━━━ DATA IN THIS EXERCISE ━━━

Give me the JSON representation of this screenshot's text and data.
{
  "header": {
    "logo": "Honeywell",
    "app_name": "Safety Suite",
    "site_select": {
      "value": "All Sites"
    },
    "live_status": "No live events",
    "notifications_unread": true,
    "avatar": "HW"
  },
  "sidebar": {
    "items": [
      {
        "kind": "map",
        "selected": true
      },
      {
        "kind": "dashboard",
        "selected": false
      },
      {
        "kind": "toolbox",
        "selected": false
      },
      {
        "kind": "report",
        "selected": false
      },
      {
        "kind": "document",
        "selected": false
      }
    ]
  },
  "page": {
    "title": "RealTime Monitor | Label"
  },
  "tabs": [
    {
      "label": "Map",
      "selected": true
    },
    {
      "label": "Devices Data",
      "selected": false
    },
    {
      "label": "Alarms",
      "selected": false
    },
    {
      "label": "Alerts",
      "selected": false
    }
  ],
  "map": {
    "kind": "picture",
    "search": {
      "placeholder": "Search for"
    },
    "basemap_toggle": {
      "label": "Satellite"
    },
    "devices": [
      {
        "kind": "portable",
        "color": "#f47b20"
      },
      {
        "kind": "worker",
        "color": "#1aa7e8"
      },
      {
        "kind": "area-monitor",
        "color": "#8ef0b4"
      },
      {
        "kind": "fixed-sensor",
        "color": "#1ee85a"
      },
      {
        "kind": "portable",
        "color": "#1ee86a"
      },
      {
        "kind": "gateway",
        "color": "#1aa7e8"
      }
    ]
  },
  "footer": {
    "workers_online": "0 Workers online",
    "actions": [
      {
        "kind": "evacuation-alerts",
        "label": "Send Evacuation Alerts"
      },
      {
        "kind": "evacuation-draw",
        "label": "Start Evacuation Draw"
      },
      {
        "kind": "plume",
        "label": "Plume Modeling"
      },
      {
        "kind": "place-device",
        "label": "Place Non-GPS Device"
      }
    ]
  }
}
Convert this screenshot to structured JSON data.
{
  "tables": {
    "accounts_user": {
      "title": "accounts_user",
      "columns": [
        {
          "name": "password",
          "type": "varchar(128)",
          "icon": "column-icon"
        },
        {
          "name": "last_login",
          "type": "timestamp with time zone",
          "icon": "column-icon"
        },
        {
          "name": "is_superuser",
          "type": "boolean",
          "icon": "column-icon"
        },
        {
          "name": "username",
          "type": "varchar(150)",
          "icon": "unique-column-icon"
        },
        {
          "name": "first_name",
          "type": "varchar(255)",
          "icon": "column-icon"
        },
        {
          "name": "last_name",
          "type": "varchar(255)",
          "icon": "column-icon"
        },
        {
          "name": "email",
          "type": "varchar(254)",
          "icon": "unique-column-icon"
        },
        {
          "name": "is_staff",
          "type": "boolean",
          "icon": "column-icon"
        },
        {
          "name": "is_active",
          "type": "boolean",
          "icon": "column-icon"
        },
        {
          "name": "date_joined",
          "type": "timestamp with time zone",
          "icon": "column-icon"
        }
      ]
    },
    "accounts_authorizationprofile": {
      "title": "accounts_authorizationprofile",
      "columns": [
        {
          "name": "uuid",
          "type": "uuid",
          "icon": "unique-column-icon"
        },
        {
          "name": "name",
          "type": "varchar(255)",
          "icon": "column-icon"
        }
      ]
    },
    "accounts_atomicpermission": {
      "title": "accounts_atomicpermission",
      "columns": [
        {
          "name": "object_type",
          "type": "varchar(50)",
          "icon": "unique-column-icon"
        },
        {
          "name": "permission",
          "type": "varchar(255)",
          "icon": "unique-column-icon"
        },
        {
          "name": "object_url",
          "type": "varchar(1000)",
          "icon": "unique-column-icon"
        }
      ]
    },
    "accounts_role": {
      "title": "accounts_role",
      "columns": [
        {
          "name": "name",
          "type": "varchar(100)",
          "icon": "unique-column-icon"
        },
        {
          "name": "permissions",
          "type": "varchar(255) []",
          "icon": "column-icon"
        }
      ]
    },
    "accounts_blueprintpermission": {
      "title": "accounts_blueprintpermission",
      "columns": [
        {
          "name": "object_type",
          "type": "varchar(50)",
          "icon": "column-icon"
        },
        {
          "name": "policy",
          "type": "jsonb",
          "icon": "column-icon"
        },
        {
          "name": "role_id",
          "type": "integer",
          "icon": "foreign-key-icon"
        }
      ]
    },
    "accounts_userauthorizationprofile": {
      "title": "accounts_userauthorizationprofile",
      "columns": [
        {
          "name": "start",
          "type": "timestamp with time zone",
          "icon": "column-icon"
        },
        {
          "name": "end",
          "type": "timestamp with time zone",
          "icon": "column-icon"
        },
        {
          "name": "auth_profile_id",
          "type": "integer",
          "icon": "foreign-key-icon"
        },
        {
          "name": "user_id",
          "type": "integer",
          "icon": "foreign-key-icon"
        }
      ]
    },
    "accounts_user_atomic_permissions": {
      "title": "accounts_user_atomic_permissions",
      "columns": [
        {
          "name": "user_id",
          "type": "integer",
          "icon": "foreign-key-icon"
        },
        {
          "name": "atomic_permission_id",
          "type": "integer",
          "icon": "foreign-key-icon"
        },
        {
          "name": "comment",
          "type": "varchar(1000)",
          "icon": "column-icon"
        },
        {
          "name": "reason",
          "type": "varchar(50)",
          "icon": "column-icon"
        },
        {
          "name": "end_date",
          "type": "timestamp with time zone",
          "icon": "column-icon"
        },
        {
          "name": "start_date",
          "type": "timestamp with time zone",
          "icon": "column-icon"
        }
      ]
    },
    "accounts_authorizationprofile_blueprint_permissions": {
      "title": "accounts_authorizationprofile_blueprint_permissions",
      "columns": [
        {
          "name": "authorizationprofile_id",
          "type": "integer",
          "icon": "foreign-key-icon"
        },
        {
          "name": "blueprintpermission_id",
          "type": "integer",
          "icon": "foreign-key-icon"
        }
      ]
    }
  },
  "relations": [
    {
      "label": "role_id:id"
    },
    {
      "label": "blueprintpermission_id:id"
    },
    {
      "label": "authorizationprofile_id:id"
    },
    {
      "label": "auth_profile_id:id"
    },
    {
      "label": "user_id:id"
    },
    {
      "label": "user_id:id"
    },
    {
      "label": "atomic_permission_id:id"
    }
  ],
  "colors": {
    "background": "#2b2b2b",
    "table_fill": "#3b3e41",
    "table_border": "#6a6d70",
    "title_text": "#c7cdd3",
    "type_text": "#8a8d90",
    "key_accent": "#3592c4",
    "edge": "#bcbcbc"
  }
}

━━━

DIRECTIVE: Send back every record, precisely as written.

RESPONSE TO THE TASK:
Give me the JSON representation of this screenshot's text and data.
{
  "header": {
    "logo": "Honeywell",
    "app_name": "Safety Suite",
    "site_select": {
      "value": "All Sites"
    },
    "live_status": "No live events",
    "notifications_unread": true,
    "avatar": "HW"
  },
  "sidebar": {
    "items": [
      {
        "kind": "map",
        "selected": true
      },
      {
        "kind": "dashboard",
        "selected": false
      },
      {
        "kind": "toolbox",
        "selected": false
      },
      {
        "kind": "report",
        "selected": false
      },
      {
        "kind": "document",
        "selected": false
      }
    ]
  },
  "page": {
    "title": "RealTime Monitor | Label"
  },
  "tabs": [
    {
      "label": "Map",
      "selected": true
    },
    {
      "label": "Devices Data",
      "selected": false
    },
    {
      "label": "Alarms",
      "selected": false
    },
    {
      "label": "Alerts",
      "selected": false
    }
  ],
  "map": {
    "kind": "picture",
    "search": {
      "placeholder": "Search for"
    },
    "basemap_toggle": {
      "label": "Satellite"
    },
    "devices": [
      {
        "kind": "portable",
        "color": "#f47b20"
      },
      {
        "kind": "worker",
        "color": "#1aa7e8"
      },
      {
        "kind": "area-monitor",
        "color": "#8ef0b4"
      },
      {
        "kind": "fixed-sensor",
        "color": "#1ee85a"
      },
      {
        "kind": "portable",
        "color": "#1ee86a"
      },
      {
        "kind": "gateway",
        "color": "#1aa7e8"
      }
    ]
  },
  "footer": {
    "workers_online": "0 Workers online",
    "actions": [
      {
        "kind": "evacuation-alerts",
        "label": "Send Evacuation Alerts"
      },
      {
        "kind": "evacuation-draw",
        "label": "Start Evacuation Draw"
      },
      {
        "kind": "plume",
        "label": "Plume Modeling"
      },
      {
        "kind": "place-device",
        "label": "Place Non-GPS Device"
      }
    ]
  }
}
Convert this screenshot to structured JSON data.
{
  "tables": {
    "accounts_user": {
      "title": "accounts_user",
      "columns": [
        {
          "name": "password",
          "type": "varchar(128)",
          "icon": "column-icon"
        },
        {
          "name": "last_login",
          "type": "timestamp with time zone",
          "icon": "column-icon"
        },
        {
          "name": "is_superuser",
          "type": "boolean",
          "icon": "column-icon"
        },
        {
          "name": "username",
          "type": "varchar(150)",
          "icon": "unique-column-icon"
        },
        {
          "name": "first_name",
          "type": "varchar(255)",
          "icon": "column-icon"
        },
        {
          "name": "last_name",
          "type": "varchar(255)",
          "icon": "column-icon"
        },
        {
          "name": "email",
          "type": "varchar(254)",
          "icon": "unique-column-icon"
        },
        {
          "name": "is_staff",
          "type": "boolean",
          "icon": "column-icon"
        },
        {
          "name": "is_active",
          "type": "boolean",
          "icon": "column-icon"
        },
        {
          "name": "date_joined",
          "type": "timestamp with time zone",
          "icon": "column-icon"
        }
      ]
    },
    "accounts_authorizationprofile": {
      "title": "accounts_authorizationprofile",
      "columns": [
        {
          "name": "uuid",
          "type": "uuid",
          "icon": "unique-column-icon"
        },
        {
          "name": "name",
          "type": "varchar(255)",
          "icon": "column-icon"
        }
      ]
    },
    "accounts_atomicpermission": {
      "title": "accounts_atomicpermission",
      "columns": [
        {
          "name": "object_type",
          "type": "varchar(50)",
          "icon": "unique-column-icon"
        },
        {
          "name": "permission",
          "type": "varchar(255)",
          "icon": "unique-column-icon"
        },
        {
          "name": "object_url",
          "type": "varchar(1000)",
          "icon": "unique-column-icon"
        }
      ]
    },
    "accounts_role": {
      "title": "accounts_role",
      "columns": [
        {
          "name": "name",
          "type": "varchar(100)",
          "icon": "unique-column-icon"
        },
        {
          "name": "permissions",
          "type": "varchar(255) []",
          "icon": "column-icon"
        }
      ]
    },
    "accounts_blueprintpermission": {
      "title": "accounts_blueprintpermission",
      "columns": [
        {
          "name": "object_type",
          "type": "varchar(50)",
          "icon": "column-icon"
        },
        {
          "name": "policy",
          "type": "jsonb",
          "icon": "column-icon"
        },
        {
          "name": "role_id",
          "type": "integer",
          "icon": "foreign-key-icon"
        }
      ]
    },
    "accounts_userauthorizationprofile": {
      "title": "accounts_userauthorizationprofile",
      "columns": [
        {
          "name": "start",
          "type": "timestamp with time zone",
          "icon": "column-icon"
        },
        {
          "name": "end",
          "type": "timestamp with time zone",
          "icon": "column-icon"
        },
        {
          "name": "auth_profile_id",
          "type": "integer",
          "icon": "foreign-key-icon"
        },
        {
          "name": "user_id",
          "type": "integer",
          "icon": "foreign-key-icon"
        }
      ]
    },
    "accounts_user_atomic_permissions": {
      "title": "accounts_user_atomic_permissions",
      "columns": [
        {
          "name": "user_id",
          "type": "integer",
          "icon": "foreign-key-icon"
        },
        {
          "name": "atomic_permission_id",
          "type": "integer",
          "icon": "foreign-key-icon"
        },
        {
          "name": "comment",
          "type": "varchar(1000)",
          "icon": "column-icon"
        },
        {
          "name": "reason",
          "type": "varchar(50)",
          "icon": "column-icon"
        },
        {
          "name": "end_date",
          "type": "timestamp with time zone",
          "icon": "column-icon"
        },
        {
          "name": "start_date",
          "type": "timestamp with time zone",
          "icon": "column-icon"
        }
      ]
    },
    "accounts_authorizationprofile_blueprint_permissions": {
      "title": "accounts_authorizationprofile_blueprint_permissions",
      "columns": [
        {
          "name": "authorizationprofile_id",
          "type": "integer",
          "icon": "foreign-key-icon"
        },
        {
          "name": "blueprintpermission_id",
          "type": "integer",
          "icon": "foreign-key-icon"
        }
      ]
    }
  },
  "relations": [
    {
      "label": "role_id:id"
    },
    {
      "label": "blueprintpermission_id:id"
    },
    {
      "label": "authorizationprofile_id:id"
    },
    {
      "label": "auth_profile_id:id"
    },
    {
      "label": "user_id:id"
    },
    {
      "label": "user_id:id"
    },
    {
      "label": "atomic_permission_id:id"
    }
  ],
  "colors": {
    "background": "#2b2b2b",
    "table_fill": "#3b3e41",
    "table_border": "#6a6d70",
    "title_text": "#c7cdd3",
    "type_text": "#8a8d90",
    "key_accent": "#3592c4",
    "edge": "#bcbcbc"
  }
}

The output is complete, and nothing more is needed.